▸ **Problem**
Quote all of the data below exactly, please.

▸ **Record excerpts**
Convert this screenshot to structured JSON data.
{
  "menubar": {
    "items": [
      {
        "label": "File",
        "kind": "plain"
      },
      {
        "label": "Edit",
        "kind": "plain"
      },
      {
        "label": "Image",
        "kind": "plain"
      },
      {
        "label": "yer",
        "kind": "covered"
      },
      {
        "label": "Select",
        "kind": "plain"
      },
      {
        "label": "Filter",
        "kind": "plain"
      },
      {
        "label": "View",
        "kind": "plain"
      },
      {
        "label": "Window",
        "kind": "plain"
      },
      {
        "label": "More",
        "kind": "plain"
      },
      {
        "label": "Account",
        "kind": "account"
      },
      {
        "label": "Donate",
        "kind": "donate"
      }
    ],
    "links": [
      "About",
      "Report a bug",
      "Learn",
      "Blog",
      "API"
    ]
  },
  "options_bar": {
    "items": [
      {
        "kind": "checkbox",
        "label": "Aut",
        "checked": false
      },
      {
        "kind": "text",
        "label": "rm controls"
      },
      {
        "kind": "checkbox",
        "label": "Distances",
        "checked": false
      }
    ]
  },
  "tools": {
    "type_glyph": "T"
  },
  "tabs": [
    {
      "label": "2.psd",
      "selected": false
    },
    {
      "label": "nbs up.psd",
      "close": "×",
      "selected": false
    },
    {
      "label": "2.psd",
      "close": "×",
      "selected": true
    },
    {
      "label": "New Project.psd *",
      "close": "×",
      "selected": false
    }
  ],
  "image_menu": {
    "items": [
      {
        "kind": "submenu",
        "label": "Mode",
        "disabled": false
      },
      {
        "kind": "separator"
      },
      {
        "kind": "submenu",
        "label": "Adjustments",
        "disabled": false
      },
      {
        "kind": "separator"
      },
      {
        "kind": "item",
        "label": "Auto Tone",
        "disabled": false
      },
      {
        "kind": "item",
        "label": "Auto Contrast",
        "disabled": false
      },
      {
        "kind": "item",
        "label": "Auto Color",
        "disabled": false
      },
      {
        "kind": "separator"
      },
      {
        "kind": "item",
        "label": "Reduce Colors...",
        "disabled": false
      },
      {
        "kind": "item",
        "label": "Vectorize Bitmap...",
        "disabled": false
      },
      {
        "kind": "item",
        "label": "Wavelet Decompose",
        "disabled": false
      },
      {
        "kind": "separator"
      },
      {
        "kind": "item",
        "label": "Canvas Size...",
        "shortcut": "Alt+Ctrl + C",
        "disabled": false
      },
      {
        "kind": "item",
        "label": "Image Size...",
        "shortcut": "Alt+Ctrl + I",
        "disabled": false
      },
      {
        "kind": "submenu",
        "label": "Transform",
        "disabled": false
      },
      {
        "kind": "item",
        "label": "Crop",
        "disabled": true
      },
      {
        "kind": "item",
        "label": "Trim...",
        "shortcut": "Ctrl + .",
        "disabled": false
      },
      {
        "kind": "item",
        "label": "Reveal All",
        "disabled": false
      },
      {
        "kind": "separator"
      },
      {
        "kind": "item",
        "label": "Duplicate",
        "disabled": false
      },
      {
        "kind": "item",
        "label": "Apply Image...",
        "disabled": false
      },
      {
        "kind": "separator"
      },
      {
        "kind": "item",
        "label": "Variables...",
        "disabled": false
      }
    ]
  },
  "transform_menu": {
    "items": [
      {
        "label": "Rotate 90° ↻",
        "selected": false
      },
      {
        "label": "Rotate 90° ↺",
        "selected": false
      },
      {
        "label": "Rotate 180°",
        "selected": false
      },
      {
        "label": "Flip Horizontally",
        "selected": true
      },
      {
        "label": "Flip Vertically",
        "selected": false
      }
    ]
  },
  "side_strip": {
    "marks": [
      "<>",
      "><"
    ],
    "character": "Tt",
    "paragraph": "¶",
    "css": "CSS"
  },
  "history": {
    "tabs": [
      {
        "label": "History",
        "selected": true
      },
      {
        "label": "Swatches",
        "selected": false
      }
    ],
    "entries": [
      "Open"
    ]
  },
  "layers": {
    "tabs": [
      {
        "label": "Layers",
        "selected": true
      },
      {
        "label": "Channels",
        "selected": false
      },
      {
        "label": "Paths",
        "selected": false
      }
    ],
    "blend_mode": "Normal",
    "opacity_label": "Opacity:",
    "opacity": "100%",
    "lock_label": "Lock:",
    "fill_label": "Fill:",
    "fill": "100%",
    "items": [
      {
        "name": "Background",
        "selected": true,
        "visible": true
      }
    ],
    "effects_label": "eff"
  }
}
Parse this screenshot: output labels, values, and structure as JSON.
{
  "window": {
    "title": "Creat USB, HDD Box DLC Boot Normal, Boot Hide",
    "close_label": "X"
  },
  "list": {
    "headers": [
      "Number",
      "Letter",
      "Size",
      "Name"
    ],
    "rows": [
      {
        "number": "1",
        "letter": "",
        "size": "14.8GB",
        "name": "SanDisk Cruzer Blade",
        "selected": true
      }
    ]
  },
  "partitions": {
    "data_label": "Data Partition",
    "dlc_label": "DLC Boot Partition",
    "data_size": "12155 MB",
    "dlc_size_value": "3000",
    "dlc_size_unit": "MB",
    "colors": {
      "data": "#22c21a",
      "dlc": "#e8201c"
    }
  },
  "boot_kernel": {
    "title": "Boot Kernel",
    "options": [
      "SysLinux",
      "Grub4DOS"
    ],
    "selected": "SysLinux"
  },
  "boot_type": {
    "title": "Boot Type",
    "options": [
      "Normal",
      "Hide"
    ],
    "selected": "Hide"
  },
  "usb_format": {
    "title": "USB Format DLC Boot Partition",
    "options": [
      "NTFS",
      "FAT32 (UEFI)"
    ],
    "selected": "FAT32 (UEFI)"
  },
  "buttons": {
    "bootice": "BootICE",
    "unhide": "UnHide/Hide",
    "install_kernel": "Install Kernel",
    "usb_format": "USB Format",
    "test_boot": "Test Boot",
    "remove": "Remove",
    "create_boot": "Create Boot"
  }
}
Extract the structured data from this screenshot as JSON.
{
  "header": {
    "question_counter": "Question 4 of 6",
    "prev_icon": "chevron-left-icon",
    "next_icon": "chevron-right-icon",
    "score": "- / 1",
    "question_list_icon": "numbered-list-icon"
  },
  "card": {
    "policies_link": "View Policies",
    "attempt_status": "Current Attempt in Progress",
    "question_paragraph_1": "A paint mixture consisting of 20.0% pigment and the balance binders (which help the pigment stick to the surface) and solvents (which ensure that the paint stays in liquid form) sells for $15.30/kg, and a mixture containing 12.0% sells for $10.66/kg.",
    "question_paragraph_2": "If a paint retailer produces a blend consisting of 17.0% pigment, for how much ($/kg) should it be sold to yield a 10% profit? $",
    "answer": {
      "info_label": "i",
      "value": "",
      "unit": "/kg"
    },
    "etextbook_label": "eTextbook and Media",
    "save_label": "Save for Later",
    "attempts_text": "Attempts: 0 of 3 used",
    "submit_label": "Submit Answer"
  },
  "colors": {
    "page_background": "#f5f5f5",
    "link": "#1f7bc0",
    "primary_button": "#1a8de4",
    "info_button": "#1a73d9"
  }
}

▸ **Answer to this problem**
Convert this screenshot to structured JSON data.
{
  "menubar": {
    "items": [
      {
        "label": "File",
        "kind": "plain"
      },
      {
        "label": "Edit",
        "kind": "plain"
      },
      {
        "label": "Image",
        "kind": "plain"
      },
      {
        "label": "yer",
        "kind": "covered"
      },
      {
        "label": "Select",
        "kind": "plain"
      },
      {
        "label": "Filter",
        "kind": "plain"
      },
      {
        "label": "View",
        "kind": "plain"
      },
      {
        "label": "Window",
        "kind": "plain"
      },
      {
        "label": "More",
        "kind": "plain"
      },
      {
        "label": "Account",
        "kind": "account"
      },
      {
        "label": "Donate",
        "kind": "donate"
      }
    ],
    "links": [
      "About",
      "Report a bug",
      "Learn",
      "Blog",
      "API"
    ]
  },
  "options_bar": {
    "items": [
      {
        "kind": "checkbox",
        "label": "Aut",
        "checked": false
      },
      {
        "kind": "text",
        "label": "rm controls"
      },
      {
        "kind": "checkbox",
        "label": "Distances",
        "checked": false
      }
    ]
  },
  "tools": {
    "type_glyph": "T"
  },
  "tabs": [
    {
      "label": "2.psd",
      "selected": false
    },
    {
      "label": "nbs up.psd",
      "close": "×",
      "selected": false
    },
    {
      "label": "2.psd",
      "close": "×",
      "selected": true
    },
    {
      "label": "New Project.psd *",
      "close": "×",
      "selected": false
    }
  ],
  "image_menu": {
    "items": [
      {
        "kind": "submenu",
        "label": "Mode",
        "disabled": false
      },
      {
        "kind": "separator"
      },
      {
        "kind": "submenu",
        "label": "Adjustments",
        "disabled": false
      },
      {
        "kind": "separator"
      },
      {
        "kind": "item",
        "label": "Auto Tone",
        "disabled": false
      },
      {
        "kind": "item",
        "label": "Auto Contrast",
        "disabled": false
      },
      {
        "kind": "item",
        "label": "Auto Color",
        "disabled": false
      },
      {
        "kind": "separator"
      },
      {
        "kind": "item",
        "label": "Reduce Colors...",
        "disabled": false
      },
      {
        "kind": "item",
        "label": "Vectorize Bitmap...",
        "disabled": false
      },
      {
        "kind": "item",
        "label": "Wavelet Decompose",
        "disabled": false
      },
      {
        "kind": "separator"
      },
      {
        "kind": "item",
        "label": "Canvas Size...",
        "shortcut": "Alt+Ctrl + C",
        "disabled": false
      },
      {
        "kind": "item",
        "label": "Image Size...",
        "shortcut": "Alt+Ctrl + I",
        "disabled": false
      },
      {
        "kind": "submenu",
        "label": "Transform",
        "disabled": false
      },
      {
        "kind": "item",
        "label": "Crop",
        "disabled": true
      },
      {
        "kind": "item",
        "label": "Trim...",
        "shortcut": "Ctrl + .",
        "disabled": false
      },
      {
        "kind": "item",
        "label": "Reveal All",
        "disabled": false
      },
      {
        "kind": "separator"
      },
      {
        "kind": "item",
        "label": "Duplicate",
        "disabled": false
      },
      {
        "kind": "item",
        "label": "Apply Image...",
        "disabled": false
      },
      {
        "kind": "separator"
      },
      {
        "kind": "item",
        "label": "Variables...",
        "disabled": false
      }
    ]
  },
  "transform_menu": {
    "items": [
      {
        "label": "Rotate 90° ↻",
        "selected": false
      },
      {
        "label": "Rotate 90° ↺",
        "selected": false
      },
      {
        "label": "Rotate 180°",
        "selected": false
      },
      {
        "label": "Flip Horizontally",
        "selected": true
      },
      {
        "label": "Flip Vertically",
        "selected": false
      }
    ]
  },
  "side_strip": {
    "marks": [
      "<>",
      "><"
    ],
    "character": "Tt",
    "paragraph": "¶",
    "css": "CSS"
  },
  "history": {
    "tabs": [
      {
        "label": "History",
        "selected": true
      },
      {
        "label": "Swatches",
        "selected": false
      }
    ],
    "entries": [
      "Open"
    ]
  },
  "layers": {
    "tabs": [
      {
        "label": "Layers",
        "selected": true
      },
      {
        "label": "Channels",
        "selected": false
      },
      {
        "label": "Paths",
        "selected": false
      }
    ],
    "blend_mode": "Normal",
    "opacity_label": "Opacity:",
    "opacity": "100%",
    "lock_label": "Lock:",
    "fill_label": "Fill:",
    "fill": "100%",
    "items": [
      {
        "name": "Background",
        "selected": true,
        "visible": true
      }
    ],
    "effects_label": "eff"
  }
}
Parse this screenshot: output labels, values, and structure as JSON.
{
  "window": {
    "title": "Creat USB, HDD Box DLC Boot Normal, Boot Hide",
    "close_label": "X"
  },
  "list": {
    "headers": [
      "Number",
      "Letter",
      "Size",
      "Name"
    ],
    "rows": [
      {
        "number": "1",
        "letter": "",
        "size": "14.8GB",
        "name": "SanDisk Cruzer Blade",
        "selected": true
      }
    ]
  },
  "partitions": {
    "data_label": "Data Partition",
    "dlc_label": "DLC Boot Partition",
    "data_size": "12155 MB",
    "dlc_size_value": "3000",
    "dlc_size_unit": "MB",
    "colors": {
      "data": "#22c21a",
      "dlc": "#e8201c"
    }
  },
  "boot_kernel": {
    "title": "Boot Kernel",
    "options": [
      "SysLinux",
      "Grub4DOS"
    ],
    "selected": "SysLinux"
  },
  "boot_type": {
    "title": "Boot Type",
    "options": [
      "Normal",
      "Hide"
    ],
    "selected": "Hide"
  },
  "usb_format": {
    "title": "USB Format DLC Boot Partition",
    "options": [
      "NTFS",
      "FAT32 (UEFI)"
    ],
    "selected": "FAT32 (UEFI)"
  },
  "buttons": {
    "bootice": "BootICE",
    "unhide": "UnHide/Hide",
    "install_kernel": "Install Kernel",
    "usb_format": "USB Format",
    "test_boot": "Test Boot",
    "remove": "Remove",
    "create_boot": "Create Boot"
  }
}
Extract the structured data from this screenshot as JSON.
{
  "header": {
    "question_counter": "Question 4 of 6",
    "prev_icon": "chevron-left-icon",
    "next_icon": "chevron-right-icon",
    "score": "- / 1",
    "question_list_icon": "numbered-list-icon"
  },
  "card": {
    "policies_link": "View Policies",
    "attempt_status": "Current Attempt in Progress",
    "question_paragraph_1": "A paint mixture consisting of 20.0% pigment and the balance binders (which help the pigment stick to the surface) and solvents (which ensure that the paint stays in liquid form) sells for $15.30/kg, and a mixture containing 12.0% sells for $10.66/kg.",
    "question_paragraph_2": "If a paint retailer produces a blend consisting of 17.0% pigment, for how much ($/kg) should it be sold to yield a 10% profit? $",
    "answer": {
      "info_label": "i",
      "value": "",
      "unit": "/kg"
    },
    "etextbook_label": "eTextbook and Media",
    "save_label": "Save for Later",
    "attempts_text": "Attempts: 0 of 3 used",
    "submit_label": "Submit Answer"
  },
  "colors": {
    "page_background": "#f5f5f5",
    "link": "#1f7bc0",
    "primary_button": "#1a8de4",
    "info_button": "#1a73d9"
  }
}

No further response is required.